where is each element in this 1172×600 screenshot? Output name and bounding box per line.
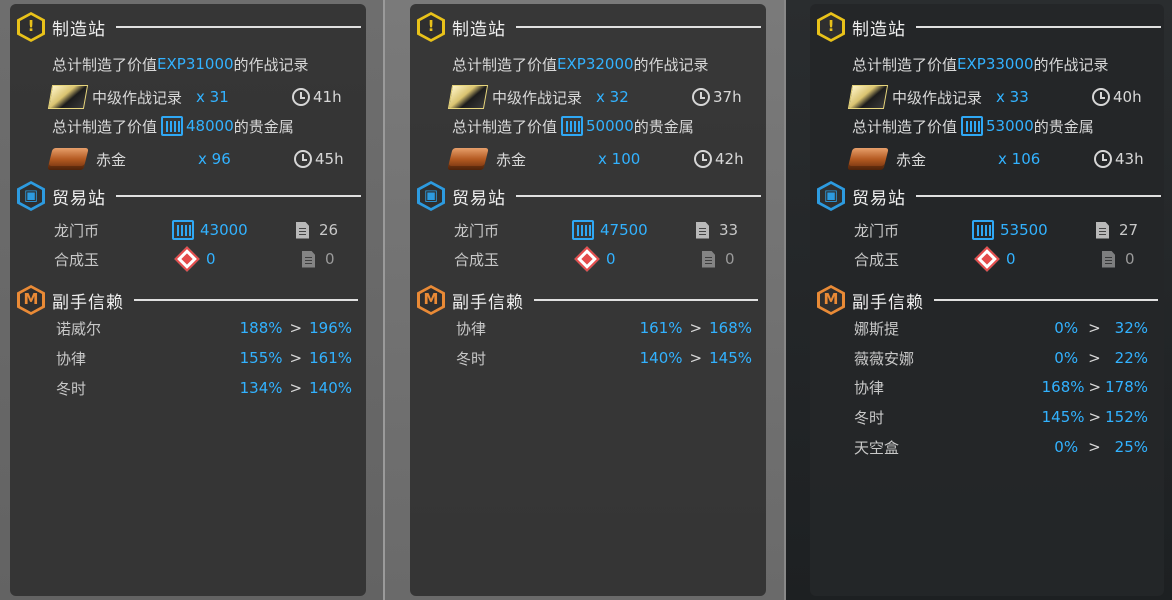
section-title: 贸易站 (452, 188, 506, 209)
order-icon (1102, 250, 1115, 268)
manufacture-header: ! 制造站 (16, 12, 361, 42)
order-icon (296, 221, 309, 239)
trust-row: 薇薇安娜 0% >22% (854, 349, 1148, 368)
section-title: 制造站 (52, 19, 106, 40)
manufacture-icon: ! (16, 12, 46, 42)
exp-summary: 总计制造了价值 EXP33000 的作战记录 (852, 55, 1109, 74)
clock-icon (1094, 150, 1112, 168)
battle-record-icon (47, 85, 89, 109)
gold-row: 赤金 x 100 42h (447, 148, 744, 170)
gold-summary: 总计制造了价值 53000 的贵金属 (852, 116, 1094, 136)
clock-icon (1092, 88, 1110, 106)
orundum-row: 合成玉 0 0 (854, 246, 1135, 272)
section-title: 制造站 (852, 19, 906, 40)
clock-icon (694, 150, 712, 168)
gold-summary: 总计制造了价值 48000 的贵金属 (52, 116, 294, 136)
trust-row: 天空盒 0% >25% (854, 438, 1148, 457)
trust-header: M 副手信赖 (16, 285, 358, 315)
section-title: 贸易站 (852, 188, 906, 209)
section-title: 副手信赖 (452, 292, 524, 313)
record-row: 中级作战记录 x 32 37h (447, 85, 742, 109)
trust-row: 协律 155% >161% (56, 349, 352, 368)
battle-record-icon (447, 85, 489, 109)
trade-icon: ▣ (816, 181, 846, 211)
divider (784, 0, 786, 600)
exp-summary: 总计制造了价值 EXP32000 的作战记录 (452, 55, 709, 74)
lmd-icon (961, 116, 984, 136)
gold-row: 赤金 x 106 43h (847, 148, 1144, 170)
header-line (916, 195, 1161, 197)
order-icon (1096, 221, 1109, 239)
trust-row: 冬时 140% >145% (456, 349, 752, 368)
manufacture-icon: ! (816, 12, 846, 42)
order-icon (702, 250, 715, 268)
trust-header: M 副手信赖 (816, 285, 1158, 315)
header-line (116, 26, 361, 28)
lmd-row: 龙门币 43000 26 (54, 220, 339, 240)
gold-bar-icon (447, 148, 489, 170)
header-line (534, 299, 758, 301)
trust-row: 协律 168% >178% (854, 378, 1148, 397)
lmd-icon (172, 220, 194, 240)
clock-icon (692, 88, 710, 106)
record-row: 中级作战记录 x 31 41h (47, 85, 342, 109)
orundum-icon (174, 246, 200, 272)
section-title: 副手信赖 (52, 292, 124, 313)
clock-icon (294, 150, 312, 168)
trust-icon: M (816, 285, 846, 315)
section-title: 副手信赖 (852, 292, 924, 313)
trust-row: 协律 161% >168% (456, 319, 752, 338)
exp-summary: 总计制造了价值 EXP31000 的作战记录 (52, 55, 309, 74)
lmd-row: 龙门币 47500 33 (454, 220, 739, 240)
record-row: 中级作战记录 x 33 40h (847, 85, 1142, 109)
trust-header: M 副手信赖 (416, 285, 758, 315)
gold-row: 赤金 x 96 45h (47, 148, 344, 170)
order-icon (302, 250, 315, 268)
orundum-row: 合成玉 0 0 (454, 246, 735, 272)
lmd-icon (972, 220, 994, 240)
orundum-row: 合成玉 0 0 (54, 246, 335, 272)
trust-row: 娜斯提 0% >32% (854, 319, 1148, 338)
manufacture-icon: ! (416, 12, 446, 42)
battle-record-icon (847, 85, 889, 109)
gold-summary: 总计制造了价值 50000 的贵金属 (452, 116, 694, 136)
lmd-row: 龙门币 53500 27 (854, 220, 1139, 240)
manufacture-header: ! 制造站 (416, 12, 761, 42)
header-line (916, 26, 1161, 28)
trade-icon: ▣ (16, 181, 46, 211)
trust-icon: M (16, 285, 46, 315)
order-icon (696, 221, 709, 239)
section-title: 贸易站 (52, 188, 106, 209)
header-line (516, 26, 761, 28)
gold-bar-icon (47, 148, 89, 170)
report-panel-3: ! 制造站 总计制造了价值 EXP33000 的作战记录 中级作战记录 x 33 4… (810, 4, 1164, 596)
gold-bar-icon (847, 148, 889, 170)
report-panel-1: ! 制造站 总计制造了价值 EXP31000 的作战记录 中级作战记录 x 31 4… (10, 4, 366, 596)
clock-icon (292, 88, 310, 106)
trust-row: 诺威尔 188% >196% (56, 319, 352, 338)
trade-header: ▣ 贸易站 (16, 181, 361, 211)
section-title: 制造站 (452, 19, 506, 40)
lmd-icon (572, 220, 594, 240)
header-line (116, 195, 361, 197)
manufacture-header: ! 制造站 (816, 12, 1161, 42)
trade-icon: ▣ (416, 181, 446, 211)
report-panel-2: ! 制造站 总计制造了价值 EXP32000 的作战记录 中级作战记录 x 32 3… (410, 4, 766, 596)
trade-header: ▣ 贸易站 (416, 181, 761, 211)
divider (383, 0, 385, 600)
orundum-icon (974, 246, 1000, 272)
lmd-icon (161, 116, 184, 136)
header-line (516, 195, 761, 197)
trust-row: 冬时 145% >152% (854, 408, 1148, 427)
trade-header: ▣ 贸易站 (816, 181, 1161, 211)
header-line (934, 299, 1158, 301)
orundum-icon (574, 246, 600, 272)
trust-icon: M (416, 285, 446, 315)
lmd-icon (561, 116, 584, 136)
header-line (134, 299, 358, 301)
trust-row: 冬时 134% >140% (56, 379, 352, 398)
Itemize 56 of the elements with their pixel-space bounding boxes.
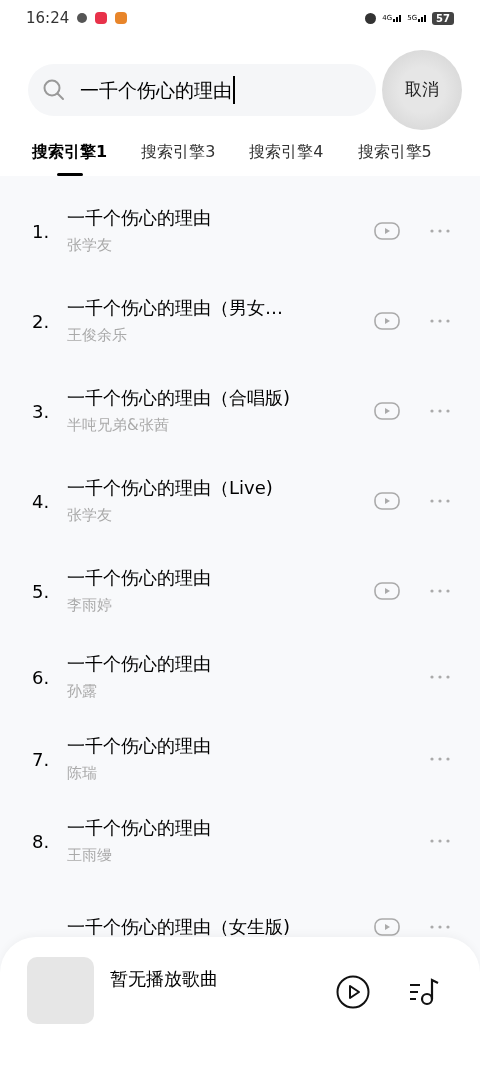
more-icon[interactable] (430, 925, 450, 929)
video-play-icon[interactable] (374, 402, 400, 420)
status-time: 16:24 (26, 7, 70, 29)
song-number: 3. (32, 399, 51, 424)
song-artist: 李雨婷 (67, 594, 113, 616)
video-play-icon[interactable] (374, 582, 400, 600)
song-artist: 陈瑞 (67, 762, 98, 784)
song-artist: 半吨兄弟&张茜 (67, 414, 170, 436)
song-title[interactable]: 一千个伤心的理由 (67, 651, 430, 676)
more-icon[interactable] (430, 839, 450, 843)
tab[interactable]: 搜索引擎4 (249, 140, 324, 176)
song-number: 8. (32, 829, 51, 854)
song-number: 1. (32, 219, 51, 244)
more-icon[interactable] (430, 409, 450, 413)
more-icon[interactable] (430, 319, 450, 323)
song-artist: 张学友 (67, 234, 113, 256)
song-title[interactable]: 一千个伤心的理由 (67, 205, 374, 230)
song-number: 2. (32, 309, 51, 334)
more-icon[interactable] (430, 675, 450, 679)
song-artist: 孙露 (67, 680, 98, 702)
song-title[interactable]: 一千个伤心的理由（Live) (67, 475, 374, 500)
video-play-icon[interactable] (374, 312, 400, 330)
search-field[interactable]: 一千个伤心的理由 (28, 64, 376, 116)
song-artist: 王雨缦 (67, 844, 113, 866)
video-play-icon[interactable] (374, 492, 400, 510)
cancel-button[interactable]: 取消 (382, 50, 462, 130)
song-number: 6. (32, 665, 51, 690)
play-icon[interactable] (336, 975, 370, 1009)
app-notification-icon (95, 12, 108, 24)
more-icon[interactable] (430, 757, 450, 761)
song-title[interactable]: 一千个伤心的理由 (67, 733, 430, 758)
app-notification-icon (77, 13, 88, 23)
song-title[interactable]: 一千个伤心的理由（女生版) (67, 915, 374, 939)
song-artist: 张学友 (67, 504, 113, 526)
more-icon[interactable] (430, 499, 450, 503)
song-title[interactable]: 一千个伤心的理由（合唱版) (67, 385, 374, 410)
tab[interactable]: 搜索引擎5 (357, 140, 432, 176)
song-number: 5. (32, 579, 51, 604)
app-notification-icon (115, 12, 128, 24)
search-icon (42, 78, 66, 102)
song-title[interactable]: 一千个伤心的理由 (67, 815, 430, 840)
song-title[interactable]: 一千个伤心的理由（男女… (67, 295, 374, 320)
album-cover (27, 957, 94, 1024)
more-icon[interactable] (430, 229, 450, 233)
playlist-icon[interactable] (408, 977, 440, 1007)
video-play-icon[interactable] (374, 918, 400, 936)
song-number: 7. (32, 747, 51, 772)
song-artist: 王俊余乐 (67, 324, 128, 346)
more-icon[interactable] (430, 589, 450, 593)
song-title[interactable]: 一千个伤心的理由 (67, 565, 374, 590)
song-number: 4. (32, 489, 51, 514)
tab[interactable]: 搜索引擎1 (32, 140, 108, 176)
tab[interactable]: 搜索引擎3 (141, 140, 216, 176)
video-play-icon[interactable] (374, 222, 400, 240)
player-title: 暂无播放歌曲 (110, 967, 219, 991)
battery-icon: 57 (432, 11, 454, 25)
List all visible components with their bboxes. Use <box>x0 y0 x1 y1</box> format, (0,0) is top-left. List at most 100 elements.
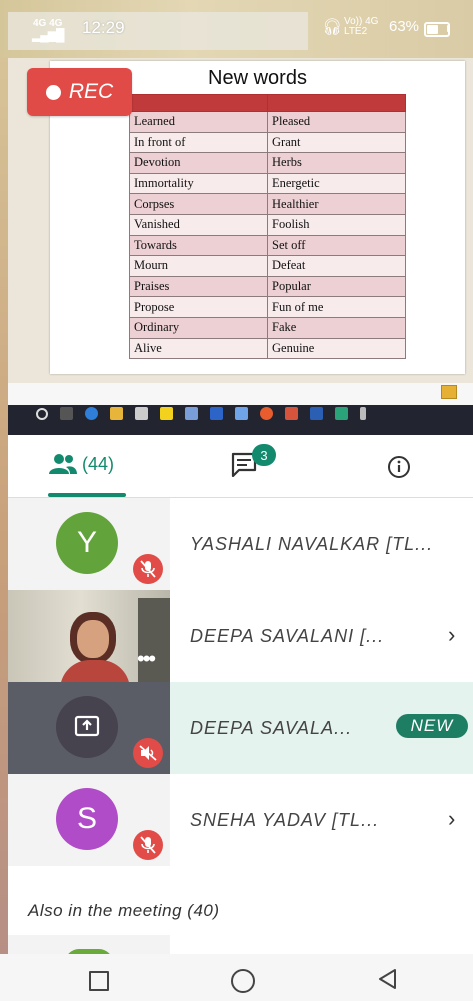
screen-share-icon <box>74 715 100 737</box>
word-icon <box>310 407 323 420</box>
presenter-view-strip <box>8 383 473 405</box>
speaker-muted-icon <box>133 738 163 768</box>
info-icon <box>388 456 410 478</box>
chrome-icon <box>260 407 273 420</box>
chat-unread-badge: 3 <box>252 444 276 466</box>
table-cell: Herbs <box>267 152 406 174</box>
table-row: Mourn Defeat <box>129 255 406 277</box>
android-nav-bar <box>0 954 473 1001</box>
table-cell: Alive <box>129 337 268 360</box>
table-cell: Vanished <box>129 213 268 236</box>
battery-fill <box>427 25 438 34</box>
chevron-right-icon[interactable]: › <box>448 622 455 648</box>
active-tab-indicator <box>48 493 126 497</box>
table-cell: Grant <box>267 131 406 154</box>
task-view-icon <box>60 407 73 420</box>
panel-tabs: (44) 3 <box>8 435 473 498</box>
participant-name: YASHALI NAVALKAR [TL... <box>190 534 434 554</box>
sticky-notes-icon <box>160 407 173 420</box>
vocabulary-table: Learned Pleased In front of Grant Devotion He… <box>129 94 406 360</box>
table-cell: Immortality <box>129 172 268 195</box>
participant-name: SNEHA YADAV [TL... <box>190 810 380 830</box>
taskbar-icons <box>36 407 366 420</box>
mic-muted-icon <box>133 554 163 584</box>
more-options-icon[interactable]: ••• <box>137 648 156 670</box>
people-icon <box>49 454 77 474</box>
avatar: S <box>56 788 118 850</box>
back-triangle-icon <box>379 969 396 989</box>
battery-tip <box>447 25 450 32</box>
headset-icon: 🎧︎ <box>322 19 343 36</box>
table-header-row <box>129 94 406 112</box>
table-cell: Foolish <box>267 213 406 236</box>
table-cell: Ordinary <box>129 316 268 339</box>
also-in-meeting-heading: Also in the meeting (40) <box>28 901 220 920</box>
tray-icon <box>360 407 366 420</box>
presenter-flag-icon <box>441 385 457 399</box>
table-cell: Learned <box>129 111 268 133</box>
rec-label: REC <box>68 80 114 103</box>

============

■ **PROBLEM REQUIREMENTS**
Copy, without changes, the lines in the records from the line with "section-title: 贸易站 (452, 188, 506, 209)" to the line with "section-title: 副手信赖 (452, 292, 524, 313)", including both of those lines.

■ **RESULT FOR THIS TASK**
section-title: 贸易站 (452, 188, 506, 209)
order-icon (1102, 250, 1115, 268)
manufacture-header: ! 制造站 (16, 12, 361, 42)
order-icon (296, 221, 309, 239)
trust-row: 薇薇安娜 0% >22% (854, 349, 1148, 368)
section-title: 制造站 (52, 19, 106, 40)
manufacture-icon: ! (16, 12, 46, 42)
exp-summary: 总计制造了价值 EXP33000 的作战记录 (852, 55, 1109, 74)
clock-icon (1094, 150, 1112, 168)
battle-record-icon (47, 85, 89, 109)
gold-row: 赤金 x 100 42h (447, 148, 744, 170)
gold-summary: 总计制造了价值 53000 的贵金属 (852, 116, 1094, 136)
clock-icon (1092, 88, 1110, 106)
orundum-row: 合成玉 0 0 (854, 246, 1135, 272)
section-title: 制造站 (852, 19, 906, 40)
clock-icon (694, 150, 712, 168)
gold-summary: 总计制造了价值 48000 的贵金属 (52, 116, 294, 136)
trust-row: 天空盒 0% >25% (854, 438, 1148, 457)
trust-header: M 副手信赖 (16, 285, 358, 315)
section-title: 贸易站 (852, 188, 906, 209)
section-title: 副手信赖 (452, 292, 524, 313)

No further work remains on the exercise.